GIVEN EXERCISE: Which lines contain the word "Thurs"? Return each of them as written.

Stored entries
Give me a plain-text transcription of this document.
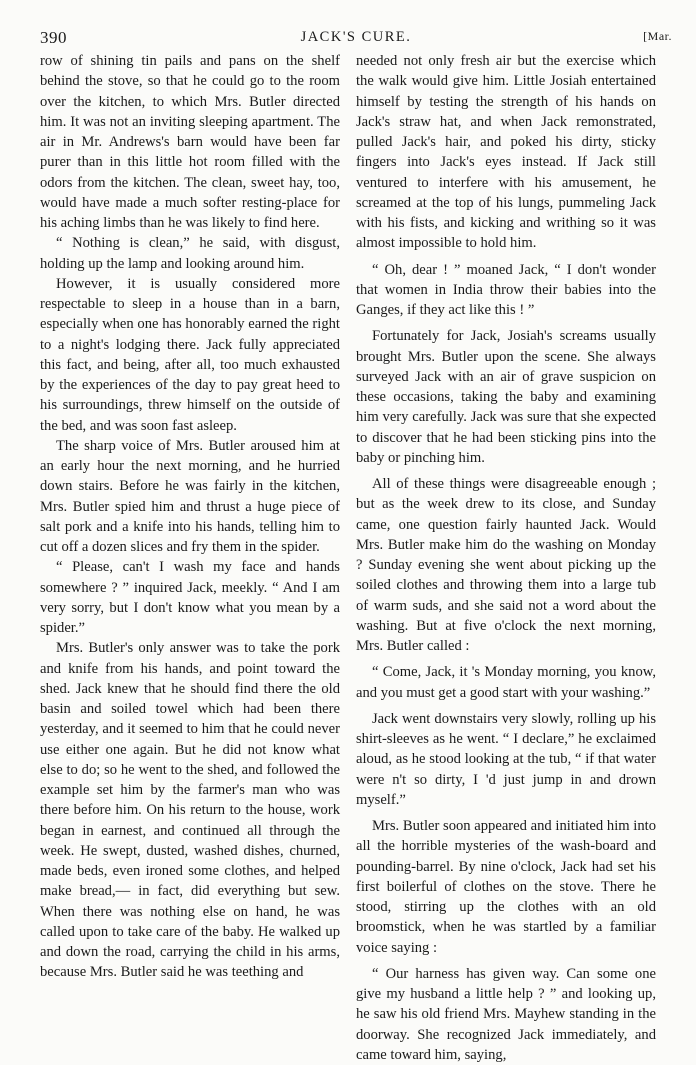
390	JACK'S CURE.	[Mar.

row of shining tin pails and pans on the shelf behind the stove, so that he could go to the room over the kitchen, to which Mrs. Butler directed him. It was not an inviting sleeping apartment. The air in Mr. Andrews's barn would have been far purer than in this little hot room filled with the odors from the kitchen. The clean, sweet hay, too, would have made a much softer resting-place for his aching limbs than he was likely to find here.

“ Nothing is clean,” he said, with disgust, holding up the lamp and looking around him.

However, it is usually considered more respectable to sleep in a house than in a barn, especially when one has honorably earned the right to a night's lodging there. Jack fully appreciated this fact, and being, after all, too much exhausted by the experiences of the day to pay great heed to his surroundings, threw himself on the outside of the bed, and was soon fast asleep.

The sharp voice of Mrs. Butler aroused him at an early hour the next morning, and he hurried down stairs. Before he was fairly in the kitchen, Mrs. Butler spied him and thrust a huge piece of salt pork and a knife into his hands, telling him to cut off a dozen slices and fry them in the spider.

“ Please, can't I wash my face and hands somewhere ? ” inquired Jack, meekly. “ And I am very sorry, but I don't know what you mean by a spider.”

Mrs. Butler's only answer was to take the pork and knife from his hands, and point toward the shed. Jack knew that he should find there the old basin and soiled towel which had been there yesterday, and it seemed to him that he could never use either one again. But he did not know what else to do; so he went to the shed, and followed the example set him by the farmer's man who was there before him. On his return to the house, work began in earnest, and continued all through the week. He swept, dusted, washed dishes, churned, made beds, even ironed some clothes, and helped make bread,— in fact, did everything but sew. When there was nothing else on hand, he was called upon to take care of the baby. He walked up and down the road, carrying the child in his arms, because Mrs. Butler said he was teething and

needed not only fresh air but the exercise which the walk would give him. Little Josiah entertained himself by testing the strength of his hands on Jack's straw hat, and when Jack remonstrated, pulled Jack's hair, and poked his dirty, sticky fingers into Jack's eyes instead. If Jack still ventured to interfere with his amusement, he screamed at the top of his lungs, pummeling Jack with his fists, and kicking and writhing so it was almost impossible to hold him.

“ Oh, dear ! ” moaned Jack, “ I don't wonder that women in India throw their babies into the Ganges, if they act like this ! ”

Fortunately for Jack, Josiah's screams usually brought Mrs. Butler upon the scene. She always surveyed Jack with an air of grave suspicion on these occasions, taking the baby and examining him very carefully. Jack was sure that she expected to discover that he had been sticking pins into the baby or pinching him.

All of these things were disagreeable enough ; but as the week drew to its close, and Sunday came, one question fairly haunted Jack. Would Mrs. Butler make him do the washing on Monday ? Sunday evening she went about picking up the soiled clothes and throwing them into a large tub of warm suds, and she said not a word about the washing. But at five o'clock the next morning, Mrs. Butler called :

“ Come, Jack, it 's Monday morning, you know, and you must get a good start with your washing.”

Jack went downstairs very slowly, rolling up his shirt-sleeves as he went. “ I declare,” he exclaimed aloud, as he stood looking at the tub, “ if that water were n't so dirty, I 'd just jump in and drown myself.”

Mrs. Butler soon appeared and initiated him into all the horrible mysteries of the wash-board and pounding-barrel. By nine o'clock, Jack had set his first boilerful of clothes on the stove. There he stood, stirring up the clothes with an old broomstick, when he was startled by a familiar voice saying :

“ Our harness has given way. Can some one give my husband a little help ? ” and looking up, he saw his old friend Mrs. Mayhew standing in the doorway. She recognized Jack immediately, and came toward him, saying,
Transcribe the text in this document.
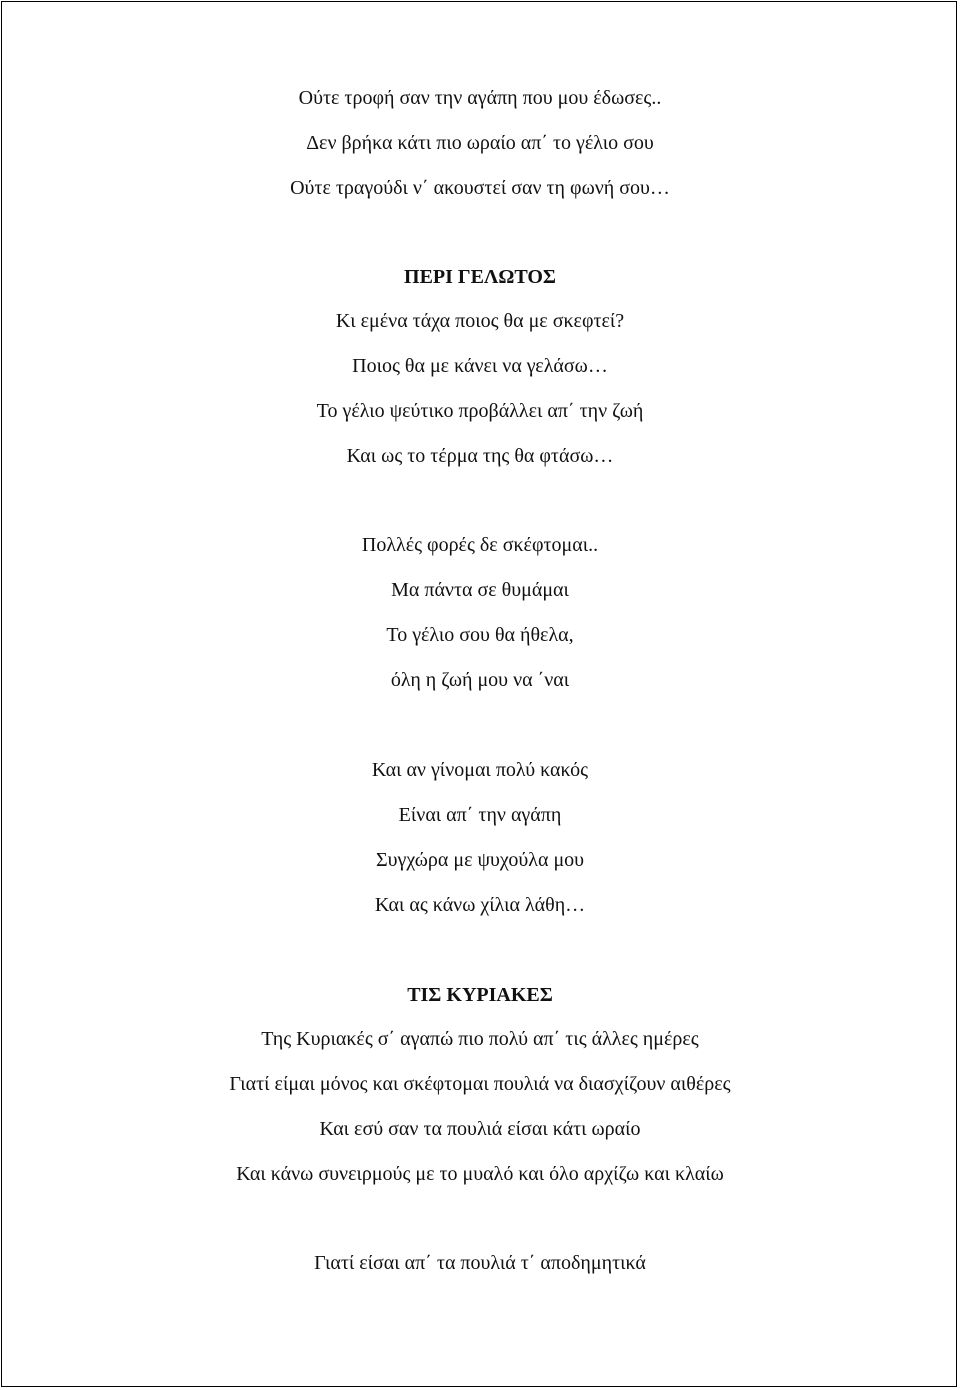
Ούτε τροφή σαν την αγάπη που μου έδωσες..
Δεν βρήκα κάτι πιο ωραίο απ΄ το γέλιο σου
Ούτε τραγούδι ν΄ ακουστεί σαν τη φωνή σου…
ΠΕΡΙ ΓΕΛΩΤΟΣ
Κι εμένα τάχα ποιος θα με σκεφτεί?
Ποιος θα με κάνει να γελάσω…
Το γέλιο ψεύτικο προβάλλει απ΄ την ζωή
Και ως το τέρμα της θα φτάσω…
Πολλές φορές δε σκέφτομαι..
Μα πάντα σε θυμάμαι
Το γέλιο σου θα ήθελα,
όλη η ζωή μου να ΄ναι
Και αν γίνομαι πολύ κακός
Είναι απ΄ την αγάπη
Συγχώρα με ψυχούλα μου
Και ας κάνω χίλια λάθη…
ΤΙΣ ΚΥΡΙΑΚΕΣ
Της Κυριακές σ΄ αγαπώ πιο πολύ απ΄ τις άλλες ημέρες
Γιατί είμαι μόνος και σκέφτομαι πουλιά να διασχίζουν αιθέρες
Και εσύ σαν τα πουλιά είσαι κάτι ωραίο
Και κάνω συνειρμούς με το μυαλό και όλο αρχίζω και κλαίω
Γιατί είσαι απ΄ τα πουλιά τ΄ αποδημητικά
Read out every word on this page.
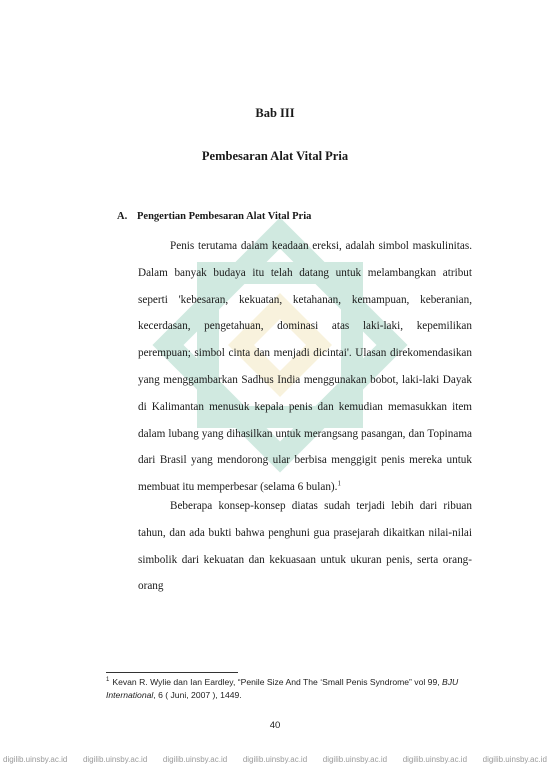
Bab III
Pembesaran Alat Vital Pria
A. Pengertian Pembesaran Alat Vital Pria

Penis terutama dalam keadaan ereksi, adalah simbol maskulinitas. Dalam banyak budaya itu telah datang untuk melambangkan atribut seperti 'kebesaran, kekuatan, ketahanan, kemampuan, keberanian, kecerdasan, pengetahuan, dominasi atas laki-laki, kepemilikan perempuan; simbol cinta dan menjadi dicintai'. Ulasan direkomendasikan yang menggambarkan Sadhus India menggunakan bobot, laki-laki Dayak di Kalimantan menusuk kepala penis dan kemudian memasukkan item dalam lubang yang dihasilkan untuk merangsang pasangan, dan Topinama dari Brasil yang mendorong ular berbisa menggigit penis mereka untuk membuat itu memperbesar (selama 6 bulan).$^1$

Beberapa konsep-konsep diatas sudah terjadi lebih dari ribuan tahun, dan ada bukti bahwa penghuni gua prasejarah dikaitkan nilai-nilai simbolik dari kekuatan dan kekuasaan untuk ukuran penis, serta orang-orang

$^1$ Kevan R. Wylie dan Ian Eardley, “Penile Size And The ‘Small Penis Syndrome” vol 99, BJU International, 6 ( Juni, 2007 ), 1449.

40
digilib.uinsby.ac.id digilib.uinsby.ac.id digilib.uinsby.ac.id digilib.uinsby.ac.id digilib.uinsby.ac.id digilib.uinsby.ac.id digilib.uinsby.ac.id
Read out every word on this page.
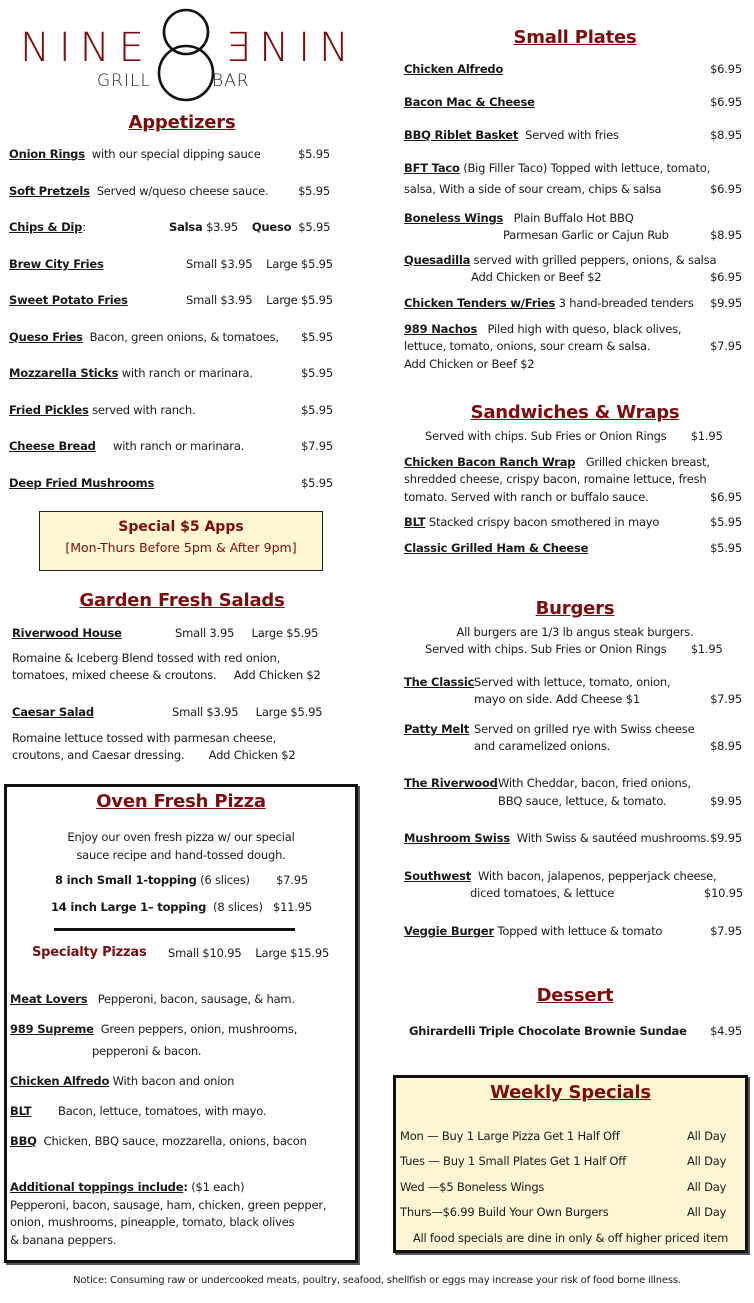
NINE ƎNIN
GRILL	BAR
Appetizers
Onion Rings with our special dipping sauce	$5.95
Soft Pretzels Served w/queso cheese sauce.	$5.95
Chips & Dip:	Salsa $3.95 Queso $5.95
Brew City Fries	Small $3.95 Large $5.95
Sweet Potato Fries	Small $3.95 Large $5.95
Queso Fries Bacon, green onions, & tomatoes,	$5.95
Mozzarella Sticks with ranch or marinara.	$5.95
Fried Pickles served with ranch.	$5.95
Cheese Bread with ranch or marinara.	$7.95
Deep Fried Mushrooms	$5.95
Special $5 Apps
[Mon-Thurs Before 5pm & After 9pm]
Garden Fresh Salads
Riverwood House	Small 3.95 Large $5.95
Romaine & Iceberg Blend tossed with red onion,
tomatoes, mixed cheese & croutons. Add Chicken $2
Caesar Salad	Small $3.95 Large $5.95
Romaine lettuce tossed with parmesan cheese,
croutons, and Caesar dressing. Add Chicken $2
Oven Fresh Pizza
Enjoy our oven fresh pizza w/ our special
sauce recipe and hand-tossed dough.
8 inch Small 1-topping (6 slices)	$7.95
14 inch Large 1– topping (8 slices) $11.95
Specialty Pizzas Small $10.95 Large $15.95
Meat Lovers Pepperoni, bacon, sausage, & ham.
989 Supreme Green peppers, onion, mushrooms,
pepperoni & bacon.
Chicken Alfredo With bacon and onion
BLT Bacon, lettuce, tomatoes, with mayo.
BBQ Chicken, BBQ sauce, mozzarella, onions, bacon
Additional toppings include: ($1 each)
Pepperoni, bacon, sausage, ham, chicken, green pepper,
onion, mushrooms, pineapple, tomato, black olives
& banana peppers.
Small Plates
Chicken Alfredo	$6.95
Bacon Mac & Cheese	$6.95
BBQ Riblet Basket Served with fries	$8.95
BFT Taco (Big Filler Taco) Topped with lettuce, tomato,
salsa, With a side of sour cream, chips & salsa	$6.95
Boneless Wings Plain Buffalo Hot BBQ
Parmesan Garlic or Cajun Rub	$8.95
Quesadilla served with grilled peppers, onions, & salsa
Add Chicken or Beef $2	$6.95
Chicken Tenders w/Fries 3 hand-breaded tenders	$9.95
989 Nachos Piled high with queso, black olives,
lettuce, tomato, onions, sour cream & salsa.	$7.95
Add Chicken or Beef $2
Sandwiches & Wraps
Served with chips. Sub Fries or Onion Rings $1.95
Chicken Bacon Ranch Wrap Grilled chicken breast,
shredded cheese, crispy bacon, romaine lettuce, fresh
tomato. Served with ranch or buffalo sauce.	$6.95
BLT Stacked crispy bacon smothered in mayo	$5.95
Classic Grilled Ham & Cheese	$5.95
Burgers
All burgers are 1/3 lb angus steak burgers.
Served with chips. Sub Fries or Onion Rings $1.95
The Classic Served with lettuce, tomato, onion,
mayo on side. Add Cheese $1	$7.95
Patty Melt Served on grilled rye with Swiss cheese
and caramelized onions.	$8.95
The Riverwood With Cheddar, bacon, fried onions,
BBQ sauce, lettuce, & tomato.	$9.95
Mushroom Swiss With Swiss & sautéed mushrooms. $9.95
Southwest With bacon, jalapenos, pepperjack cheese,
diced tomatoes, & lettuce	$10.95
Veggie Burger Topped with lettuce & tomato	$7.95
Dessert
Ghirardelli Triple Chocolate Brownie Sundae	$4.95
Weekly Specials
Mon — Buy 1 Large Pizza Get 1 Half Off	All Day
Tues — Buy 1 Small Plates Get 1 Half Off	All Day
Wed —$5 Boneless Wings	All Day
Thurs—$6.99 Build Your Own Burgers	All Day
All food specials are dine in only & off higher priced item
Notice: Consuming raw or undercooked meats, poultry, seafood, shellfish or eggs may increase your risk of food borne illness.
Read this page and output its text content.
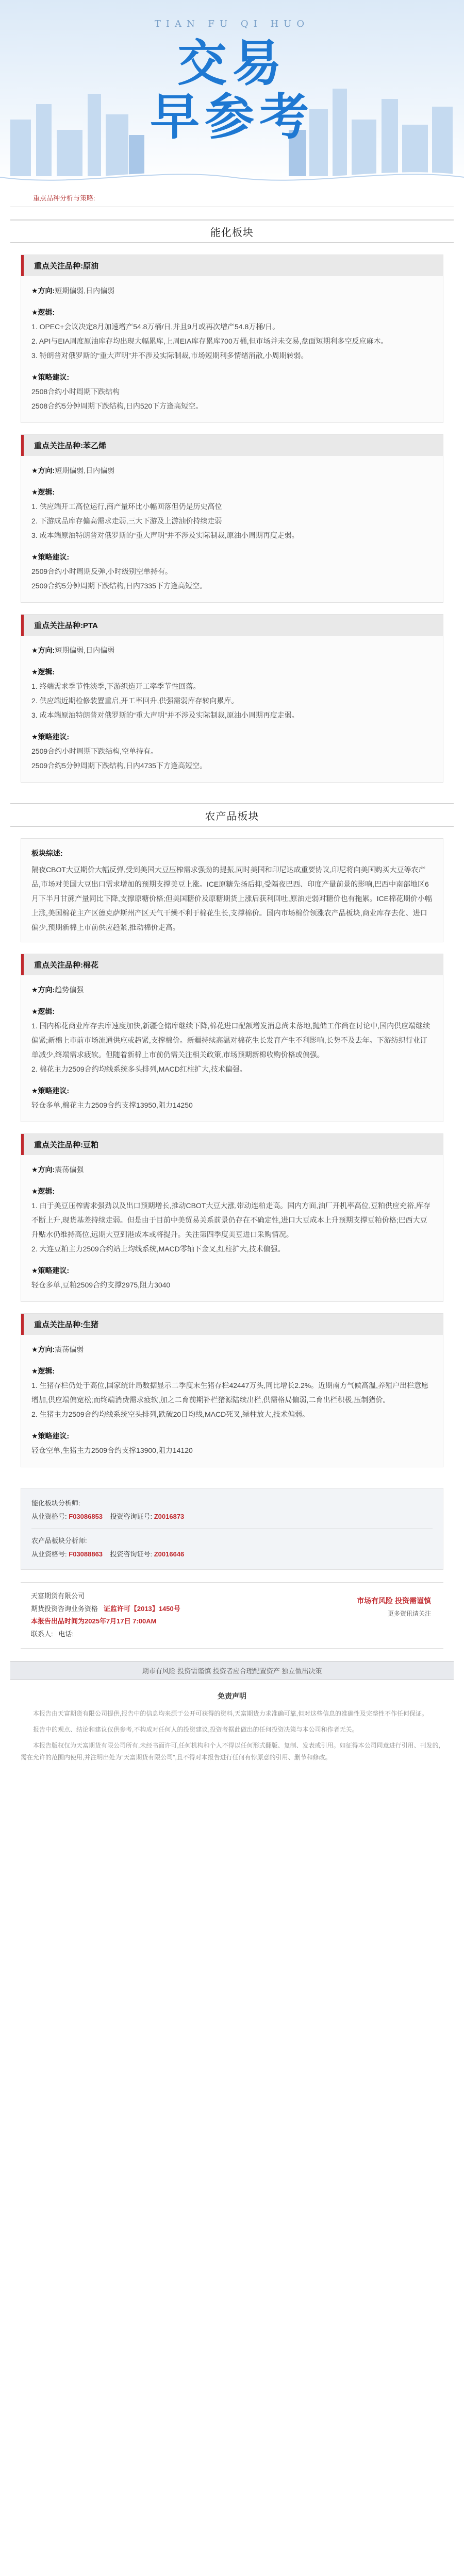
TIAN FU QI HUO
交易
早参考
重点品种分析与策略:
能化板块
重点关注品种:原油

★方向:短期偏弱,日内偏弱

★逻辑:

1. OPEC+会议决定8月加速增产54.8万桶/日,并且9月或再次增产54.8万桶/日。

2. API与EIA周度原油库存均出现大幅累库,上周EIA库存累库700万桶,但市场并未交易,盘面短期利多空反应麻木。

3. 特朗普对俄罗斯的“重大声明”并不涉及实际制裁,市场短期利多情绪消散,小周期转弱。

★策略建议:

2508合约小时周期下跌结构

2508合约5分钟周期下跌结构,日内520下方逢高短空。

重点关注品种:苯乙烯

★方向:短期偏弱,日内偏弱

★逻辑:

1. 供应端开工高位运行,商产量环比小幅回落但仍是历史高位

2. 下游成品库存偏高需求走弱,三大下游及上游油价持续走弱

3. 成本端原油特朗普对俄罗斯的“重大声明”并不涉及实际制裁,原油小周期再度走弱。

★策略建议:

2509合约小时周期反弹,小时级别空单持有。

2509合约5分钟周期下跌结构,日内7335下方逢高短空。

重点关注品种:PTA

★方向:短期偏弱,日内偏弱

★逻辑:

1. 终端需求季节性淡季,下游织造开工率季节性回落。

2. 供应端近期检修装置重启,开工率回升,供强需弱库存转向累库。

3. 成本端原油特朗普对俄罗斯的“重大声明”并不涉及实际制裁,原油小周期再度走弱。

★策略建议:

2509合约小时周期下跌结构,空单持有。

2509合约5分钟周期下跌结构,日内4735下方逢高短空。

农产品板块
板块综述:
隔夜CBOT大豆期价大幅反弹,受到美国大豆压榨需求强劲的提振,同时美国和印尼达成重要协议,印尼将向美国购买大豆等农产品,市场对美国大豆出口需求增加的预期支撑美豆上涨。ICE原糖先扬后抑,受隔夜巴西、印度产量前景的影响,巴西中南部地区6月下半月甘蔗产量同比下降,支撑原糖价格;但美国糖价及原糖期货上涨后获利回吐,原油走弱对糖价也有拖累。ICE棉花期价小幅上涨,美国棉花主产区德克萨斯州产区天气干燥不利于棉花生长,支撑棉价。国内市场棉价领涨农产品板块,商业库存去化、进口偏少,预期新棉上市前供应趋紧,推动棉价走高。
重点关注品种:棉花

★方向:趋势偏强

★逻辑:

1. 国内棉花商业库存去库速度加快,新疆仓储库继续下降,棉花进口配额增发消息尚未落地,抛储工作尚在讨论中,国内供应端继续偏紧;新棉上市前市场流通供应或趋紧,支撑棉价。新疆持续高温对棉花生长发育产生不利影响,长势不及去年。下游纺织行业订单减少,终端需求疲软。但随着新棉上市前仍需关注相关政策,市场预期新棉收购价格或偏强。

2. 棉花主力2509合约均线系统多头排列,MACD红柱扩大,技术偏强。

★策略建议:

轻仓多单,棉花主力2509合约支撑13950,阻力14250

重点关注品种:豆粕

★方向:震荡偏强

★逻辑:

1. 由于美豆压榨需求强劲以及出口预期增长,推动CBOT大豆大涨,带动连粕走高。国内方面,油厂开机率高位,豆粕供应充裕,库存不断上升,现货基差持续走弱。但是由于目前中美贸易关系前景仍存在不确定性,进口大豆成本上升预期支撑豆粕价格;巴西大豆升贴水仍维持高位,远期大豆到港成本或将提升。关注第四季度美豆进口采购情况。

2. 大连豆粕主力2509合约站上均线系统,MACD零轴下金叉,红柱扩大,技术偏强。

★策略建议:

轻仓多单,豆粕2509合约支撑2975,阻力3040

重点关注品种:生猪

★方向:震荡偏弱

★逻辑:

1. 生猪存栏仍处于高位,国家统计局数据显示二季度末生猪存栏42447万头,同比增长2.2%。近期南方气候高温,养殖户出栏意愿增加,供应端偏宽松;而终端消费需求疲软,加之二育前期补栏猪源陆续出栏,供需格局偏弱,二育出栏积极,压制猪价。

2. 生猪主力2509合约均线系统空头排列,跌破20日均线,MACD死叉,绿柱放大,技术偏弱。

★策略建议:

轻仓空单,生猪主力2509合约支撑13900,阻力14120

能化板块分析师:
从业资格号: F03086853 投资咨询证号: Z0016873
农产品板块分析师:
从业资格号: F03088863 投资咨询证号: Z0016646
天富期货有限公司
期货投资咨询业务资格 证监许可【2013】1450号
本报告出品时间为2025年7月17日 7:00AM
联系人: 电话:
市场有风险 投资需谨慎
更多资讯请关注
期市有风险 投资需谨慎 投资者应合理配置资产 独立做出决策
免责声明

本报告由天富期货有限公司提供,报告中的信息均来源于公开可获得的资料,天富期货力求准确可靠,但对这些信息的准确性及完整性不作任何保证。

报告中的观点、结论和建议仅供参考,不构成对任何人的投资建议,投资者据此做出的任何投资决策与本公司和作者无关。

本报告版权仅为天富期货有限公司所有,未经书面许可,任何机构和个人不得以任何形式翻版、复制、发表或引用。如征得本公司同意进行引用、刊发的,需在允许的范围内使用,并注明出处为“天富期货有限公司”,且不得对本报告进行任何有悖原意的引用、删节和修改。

ANSWER:
[Mon-Thurs Before 5pm & After 9pm]
Thurs—$6.99 Build Your Own Burgers	All Day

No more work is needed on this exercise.